## What you will do
1. Output the notebook on Python lists and NumPy arrays word for word, starting with "In Python, regardless" and going on through "to store data?".
2. Summarize the notebook on Python lists and NumPy arrays in two sentences.

## Quoted passage
- - -
In [None]:
# Remove warnings
import warnings
warnings.filterwarnings('ignore')

# Structured data

## Data as variables

In [None]:
# variables
customer1_age = 38
customer1_height = 178
customer1_loan = 34.23
customer1_name = 'Zajac'

> Why don't we use variables for data analysis?

In Python, regardless of the type of data being analyzed and processed, we can collect data and represent it as a form of `list`.

In [None]:
# python lists - what we can put on list ?
customer = []
print(customer)

In [None]:
# different types in one object
type(customer)

> Why lists aren't the best place to store data?

Let's take two numerical lists."

In [None]:
# two numerical lists
a = [1,2,3]
b = [4,5,6]

Typical operations on lists in data analysis

In [None]:
# add lists
print(f"a+b: {a+b}")
# we can use .format also 
print("a+b: {}".format(a+b))

In [None]:
# multiplication
try:
    print(a*b)
except TypeError:
    print("no-defined operation")

In [None]:
import numpy as np
aa = np.array(a)
bb = np.array(b)

print(aa,bb)

In [None]:
print(f"aa+bb: {aa+bb}")
# add - working
try:
    print("="*50)
    print(aa*bb)
    print("aa*bb - is this correct ?")
- - -
## Rows

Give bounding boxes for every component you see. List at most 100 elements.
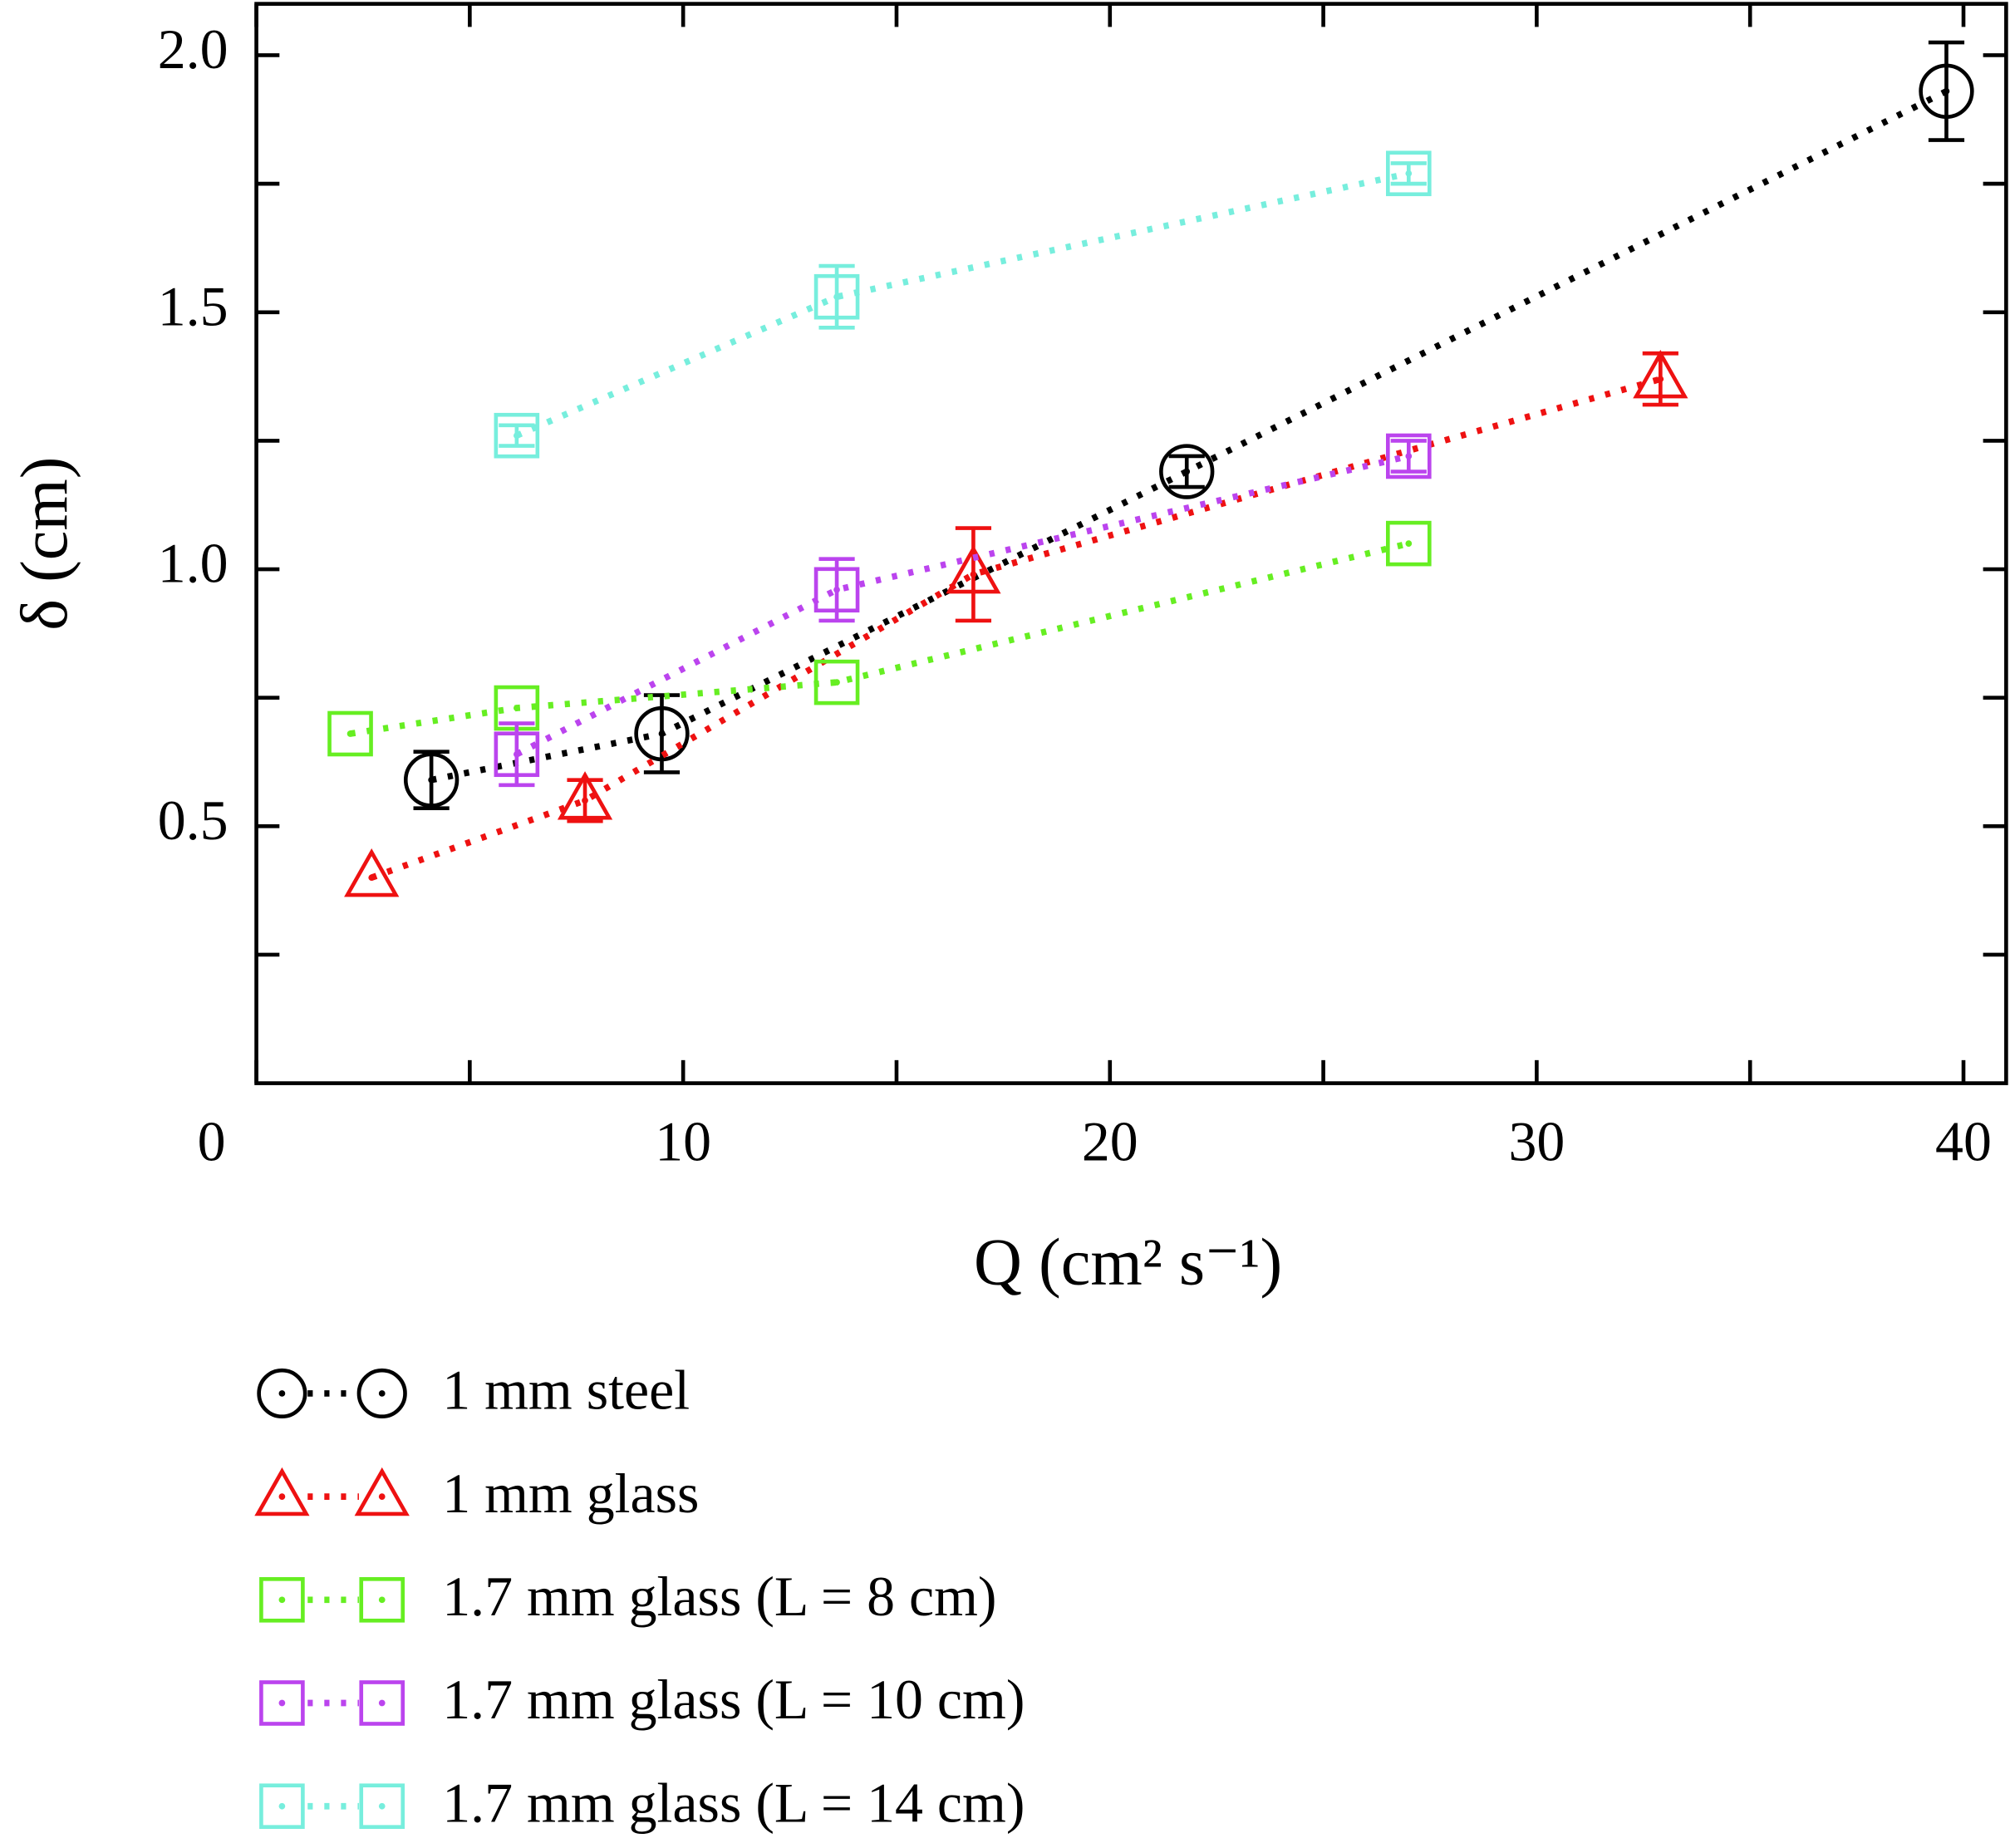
marker-part	[257, 1368, 307, 1419]
marker	[259, 1783, 305, 1830]
marker	[557, 771, 613, 820]
series-line	[370, 376, 1662, 881]
marker-part	[833, 586, 840, 593]
marker-part	[813, 567, 860, 613]
marker-part	[278, 1596, 286, 1604]
marker	[494, 412, 540, 459]
x-tick-label: 40	[1935, 1110, 1992, 1172]
x-tick-label: 20	[1082, 1110, 1138, 1172]
marker-part	[1183, 468, 1191, 475]
marker-part	[1657, 376, 1664, 383]
marker-part	[278, 1493, 286, 1500]
marker-part	[378, 1699, 386, 1707]
marker-part	[403, 752, 459, 808]
marker	[259, 1680, 305, 1726]
marker	[1919, 63, 1974, 119]
marker	[1159, 444, 1215, 499]
legend-label: 1.7 mm glass (L = 10 cm)	[442, 1669, 1025, 1731]
legend-label: 1.7 mm glass (L = 8 cm)	[442, 1565, 996, 1628]
marker	[1386, 150, 1432, 197]
marker	[1633, 349, 1688, 399]
marker	[356, 1368, 407, 1419]
marker-part	[327, 710, 373, 757]
marker-part	[346, 730, 354, 737]
series-line	[515, 170, 1410, 439]
marker-part	[1633, 349, 1688, 399]
marker-part	[278, 1802, 286, 1810]
marker-part	[259, 1680, 305, 1726]
marker-part	[582, 797, 588, 804]
marker	[327, 710, 373, 757]
marker	[359, 1680, 405, 1726]
marker-part	[378, 1390, 386, 1397]
legend-label: 1.7 mm glass (L = 14 cm)	[442, 1772, 1025, 1834]
marker-part	[1386, 433, 1432, 479]
marker-part	[1919, 63, 1974, 119]
series-line	[349, 540, 1410, 737]
marker-part	[1405, 453, 1413, 460]
marker-part	[557, 771, 613, 820]
marker	[359, 1577, 405, 1623]
marker-part	[513, 750, 520, 758]
marker	[254, 1467, 310, 1516]
marker-part	[359, 1577, 405, 1623]
marker-part	[634, 705, 690, 762]
marker-part	[378, 1596, 386, 1604]
marker	[813, 273, 860, 320]
marker	[259, 1577, 305, 1623]
marker-part	[378, 1493, 386, 1500]
y-tick-label: 1.5	[158, 275, 229, 337]
x-tick-label: 10	[655, 1110, 711, 1172]
marker-part	[254, 1467, 310, 1516]
marker	[634, 705, 690, 762]
marker-part	[259, 1577, 305, 1623]
marker-part	[833, 679, 840, 686]
marker-part	[259, 1783, 305, 1830]
marker-part	[1386, 520, 1432, 567]
y-tick-label: 0.5	[158, 789, 229, 852]
marker-part	[278, 1390, 286, 1397]
marker-part	[359, 1783, 405, 1830]
marker-part	[354, 1467, 410, 1516]
marker-part	[813, 659, 860, 705]
legend-label: 1 mm glass	[442, 1462, 699, 1525]
y-tick-label: 2.0	[158, 18, 229, 81]
marker-part	[1386, 150, 1432, 197]
marker-part	[513, 705, 520, 711]
marker	[813, 659, 860, 705]
marker	[946, 544, 1001, 594]
marker	[344, 848, 400, 897]
x-axis-label: Q (cm² s⁻¹)	[974, 1226, 1282, 1300]
marker-part	[1159, 444, 1215, 499]
marker-part	[1943, 87, 1950, 95]
marker-part	[970, 571, 977, 578]
marker-part	[494, 731, 540, 778]
marker	[403, 752, 459, 808]
marker	[813, 567, 860, 613]
marker	[257, 1368, 307, 1419]
marker-part	[356, 1368, 407, 1419]
marker	[354, 1467, 410, 1516]
x-tick-label: 30	[1508, 1110, 1565, 1172]
marker-part	[1405, 540, 1413, 547]
series-line	[430, 88, 1949, 784]
marker-part	[359, 1680, 405, 1726]
y-tick-label: 1.0	[158, 533, 229, 595]
marker-part	[278, 1699, 286, 1707]
marker-part	[494, 412, 540, 459]
marker-part	[1405, 170, 1413, 177]
marker-part	[344, 848, 400, 897]
x-tick-label: 0	[198, 1110, 226, 1172]
marker-part	[833, 293, 840, 301]
marker-part	[428, 776, 435, 784]
marker	[1386, 433, 1432, 479]
marker-part	[946, 544, 1001, 594]
marker	[359, 1783, 405, 1830]
plot-frame	[254, 2, 2008, 1085]
series-line	[515, 453, 1410, 758]
y-axis-label: δ (cm)	[8, 456, 81, 630]
marker	[494, 731, 540, 778]
marker-part	[378, 1802, 386, 1810]
marker-part	[368, 874, 376, 882]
- - -
## Solutions in order
1.
In Python, regardless of the type of data being analyzed and processed, we can collect data and represent it as a form of `list`.

In [None]:
# python lists - what we can put on list ?
customer = []
print(customer)

In [None]:
# different types in one object
type(customer)

> Why lists aren't the best place to store data?

2. The notebook stores one customer's details in separate variables and notes that Python can collect data of any type in a list. It then adds two numerical lists, catches the TypeError raised when multiplying them, and converts both lists to NumPy arrays to add and multiply them.